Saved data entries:

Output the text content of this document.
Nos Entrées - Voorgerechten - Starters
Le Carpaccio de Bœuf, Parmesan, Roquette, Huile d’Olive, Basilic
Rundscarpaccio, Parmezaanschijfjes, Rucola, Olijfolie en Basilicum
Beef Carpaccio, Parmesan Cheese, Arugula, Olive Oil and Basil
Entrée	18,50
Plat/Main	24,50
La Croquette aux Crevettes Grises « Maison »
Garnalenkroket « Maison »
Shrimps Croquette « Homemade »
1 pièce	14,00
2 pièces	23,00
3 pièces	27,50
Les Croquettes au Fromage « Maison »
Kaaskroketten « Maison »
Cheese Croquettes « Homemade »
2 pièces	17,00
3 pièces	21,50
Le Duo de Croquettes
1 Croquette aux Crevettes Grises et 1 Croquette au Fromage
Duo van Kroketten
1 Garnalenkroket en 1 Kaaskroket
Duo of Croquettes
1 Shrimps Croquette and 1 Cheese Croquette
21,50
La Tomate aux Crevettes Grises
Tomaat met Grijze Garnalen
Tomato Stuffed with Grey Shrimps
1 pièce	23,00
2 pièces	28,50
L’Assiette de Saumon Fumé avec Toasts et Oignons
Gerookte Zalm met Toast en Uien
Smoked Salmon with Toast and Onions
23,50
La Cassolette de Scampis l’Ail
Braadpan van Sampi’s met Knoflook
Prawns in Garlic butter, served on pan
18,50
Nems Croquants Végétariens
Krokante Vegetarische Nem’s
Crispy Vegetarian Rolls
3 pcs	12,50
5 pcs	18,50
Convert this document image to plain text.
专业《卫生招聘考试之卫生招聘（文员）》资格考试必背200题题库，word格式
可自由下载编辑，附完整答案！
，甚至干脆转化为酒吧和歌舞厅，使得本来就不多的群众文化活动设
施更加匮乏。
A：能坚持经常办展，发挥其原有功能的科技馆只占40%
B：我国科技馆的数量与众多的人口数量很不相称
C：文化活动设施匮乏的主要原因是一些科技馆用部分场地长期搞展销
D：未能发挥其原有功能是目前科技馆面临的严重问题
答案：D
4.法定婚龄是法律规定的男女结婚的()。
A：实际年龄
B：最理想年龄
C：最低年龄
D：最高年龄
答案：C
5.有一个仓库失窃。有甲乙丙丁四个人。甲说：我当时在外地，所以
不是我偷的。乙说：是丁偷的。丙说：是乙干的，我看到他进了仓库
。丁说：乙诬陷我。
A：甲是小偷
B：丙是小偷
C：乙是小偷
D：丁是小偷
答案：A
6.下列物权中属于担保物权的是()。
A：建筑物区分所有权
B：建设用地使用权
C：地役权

| REQUIREMENT |
Write out the whole listing exactly.

| ANSWER TO THIS PROBLEM |
Output the text content of this document.
Nos Entrées - Voorgerechten - Starters
Le Carpaccio de Bœuf, Parmesan, Roquette, Huile d’Olive, Basilic
Rundscarpaccio, Parmezaanschijfjes, Rucola, Olijfolie en Basilicum
Beef Carpaccio, Parmesan Cheese, Arugula, Olive Oil and Basil
Entrée	18,50
Plat/Main	24,50
La Croquette aux Crevettes Grises « Maison »
Garnalenkroket « Maison »
Shrimps Croquette « Homemade »
1 pièce	14,00
2 pièces	23,00
3 pièces	27,50
Les Croquettes au Fromage « Maison »
Kaaskroketten « Maison »
Cheese Croquettes « Homemade »
2 pièces	17,00
3 pièces	21,50
Le Duo de Croquettes
1 Croquette aux Crevettes Grises et 1 Croquette au Fromage
Duo van Kroketten
1 Garnalenkroket en 1 Kaaskroket
Duo of Croquettes
1 Shrimps Croquette and 1 Cheese Croquette
21,50
La Tomate aux Crevettes Grises
Tomaat met Grijze Garnalen
Tomato Stuffed with Grey Shrimps
1 pièce	23,00
2 pièces	28,50
L’Assiette de Saumon Fumé avec Toasts et Oignons
Gerookte Zalm met Toast en Uien
Smoked Salmon with Toast and Onions
23,50
La Cassolette de Scampis l’Ail
Braadpan van Sampi’s met Knoflook
Prawns in Garlic butter, served on pan
18,50
Nems Croquants Végétariens
Krokante Vegetarische Nem’s
Crispy Vegetarian Rolls
3 pcs	12,50
5 pcs	18,50
Convert this document image to plain text.
专业《卫生招聘考试之卫生招聘（文员）》资格考试必背200题题库，word格式
可自由下载编辑，附完整答案！
，甚至干脆转化为酒吧和歌舞厅，使得本来就不多的群众文化活动设
施更加匮乏。
A：能坚持经常办展，发挥其原有功能的科技馆只占40%
B：我国科技馆的数量与众多的人口数量很不相称
C：文化活动设施匮乏的主要原因是一些科技馆用部分场地长期搞展销
D：未能发挥其原有功能是目前科技馆面临的严重问题
答案：D
4.法定婚龄是法律规定的男女结婚的()。
A：实际年龄
B：最理想年龄
C：最低年龄
D：最高年龄
答案：C
5.有一个仓库失窃。有甲乙丙丁四个人。甲说：我当时在外地，所以
不是我偷的。乙说：是丁偷的。丙说：是乙干的，我看到他进了仓库
。丁说：乙诬陷我。
A：甲是小偷
B：丙是小偷
C：乙是小偷
D：丁是小偷
答案：A
6.下列物权中属于担保物权的是()。
A：建筑物区分所有权
B：建设用地使用权
C：地役权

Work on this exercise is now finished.